_To do_:
Restate each line of the listing exactly, without carrying over any pictures.
━━ Records supplied
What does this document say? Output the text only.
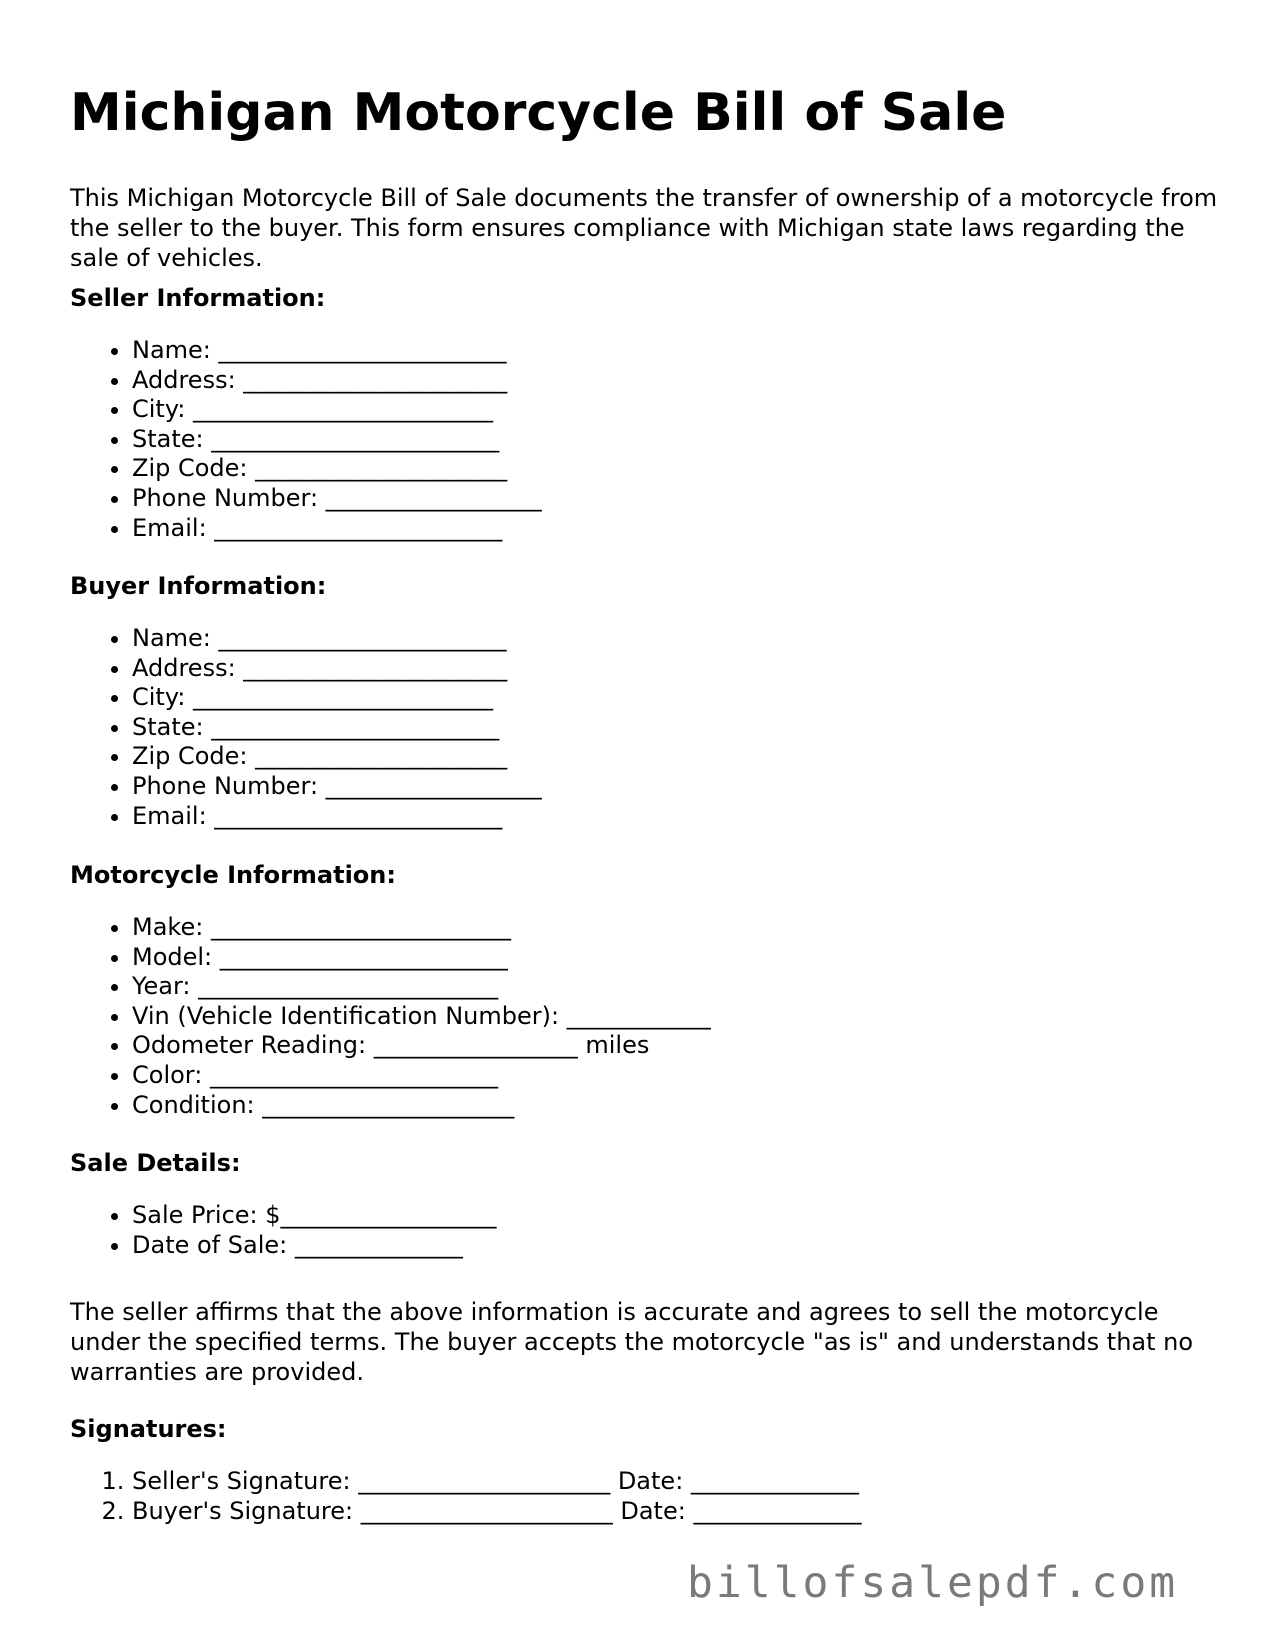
Michigan Motorcycle Bill of Sale

This Michigan Motorcycle Bill of Sale documents the transfer of ownership of a motorcycle from the seller to the buyer. This form ensures compliance with Michigan state laws regarding the sale of vehicles.

Seller Information:
• Name: ________________________
• Address: ______________________
• City: _________________________
• State: ________________________
• Zip Code: _____________________
• Phone Number: __________________
• Email: ________________________
Buyer Information:
• Name: ________________________
• Address: ______________________
• City: _________________________
• State: ________________________
• Zip Code: _____________________
• Phone Number: __________________
• Email: ________________________
Motorcycle Information:
• Make: _________________________
• Model: ________________________
• Year: _________________________
• Vin (Vehicle Identification Number): ____________
• Odometer Reading: _________________ miles
• Color: ________________________
• Condition: _____________________
Sale Details:
• Sale Price: $__________________
• Date of Sale: ______________

The seller affirms that the above information is accurate and agrees to sell the motorcycle under the specified terms. The buyer accepts the motorcycle "as is" and understands that no warranties are provided.

Signatures:
1. Seller's Signature: _____________________ Date: ______________
2. Buyer's Signature: _____________________ Date: ______________
billofsalepdf.com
━━━━
_Expected answer_:
What does this document say? Output the text only.
Michigan Motorcycle Bill of Sale

This Michigan Motorcycle Bill of Sale documents the transfer of ownership of a motorcycle from the seller to the buyer. This form ensures compliance with Michigan state laws regarding the sale of vehicles.

Seller Information:
• Name: ________________________
• Address: ______________________
• City: _________________________
• State: ________________________
• Zip Code: _____________________
• Phone Number: __________________
• Email: ________________________
Buyer Information:
• Name: ________________________
• Address: ______________________
• City: _________________________
• State: ________________________
• Zip Code: _____________________
• Phone Number: __________________
• Email: ________________________
Motorcycle Information:
• Make: _________________________
• Model: ________________________
• Year: _________________________
• Vin (Vehicle Identification Number): ____________
• Odometer Reading: _________________ miles
• Color: ________________________
• Condition: _____________________
Sale Details:
• Sale Price: $__________________
• Date of Sale: ______________

The seller affirms that the above information is accurate and agrees to sell the motorcycle under the specified terms. The buyer accepts the motorcycle "as is" and understands that no warranties are provided.

Signatures:
1. Seller's Signature: _____________________ Date: ______________
2. Buyer's Signature: _____________________ Date: ______________
billofsalepdf.com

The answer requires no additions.